_TASK DETAILS_. Return the records, each one exactly as written.

_DATA RECORDS_.
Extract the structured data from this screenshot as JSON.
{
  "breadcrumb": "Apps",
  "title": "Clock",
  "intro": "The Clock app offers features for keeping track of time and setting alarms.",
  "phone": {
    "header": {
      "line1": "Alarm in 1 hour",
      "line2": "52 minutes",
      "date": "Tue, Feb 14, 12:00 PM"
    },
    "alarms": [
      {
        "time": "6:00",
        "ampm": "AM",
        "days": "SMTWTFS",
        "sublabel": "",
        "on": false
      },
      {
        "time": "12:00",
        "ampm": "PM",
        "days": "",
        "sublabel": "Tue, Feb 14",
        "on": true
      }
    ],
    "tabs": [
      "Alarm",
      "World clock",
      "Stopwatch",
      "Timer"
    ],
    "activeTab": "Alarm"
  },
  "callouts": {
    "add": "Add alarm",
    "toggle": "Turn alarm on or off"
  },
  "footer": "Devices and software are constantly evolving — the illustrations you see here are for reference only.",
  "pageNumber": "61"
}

_COMPLETED TASK_.
Extract the structured data from this screenshot as JSON.
{
  "breadcrumb": "Apps",
  "title": "Clock",
  "intro": "The Clock app offers features for keeping track of time and setting alarms.",
  "phone": {
    "header": {
      "line1": "Alarm in 1 hour",
      "line2": "52 minutes",
      "date": "Tue, Feb 14, 12:00 PM"
    },
    "alarms": [
      {
        "time": "6:00",
        "ampm": "AM",
        "days": "SMTWTFS",
        "sublabel": "",
        "on": false
      },
      {
        "time": "12:00",
        "ampm": "PM",
        "days": "",
        "sublabel": "Tue, Feb 14",
        "on": true
      }
    ],
    "tabs": [
      "Alarm",
      "World clock",
      "Stopwatch",
      "Timer"
    ],
    "activeTab": "Alarm"
  },
  "callouts": {
    "add": "Add alarm",
    "toggle": "Turn alarm on or off"
  },
  "footer": "Devices and software are constantly evolving — the illustrations you see here are for reference only.",
  "pageNumber": "61"
}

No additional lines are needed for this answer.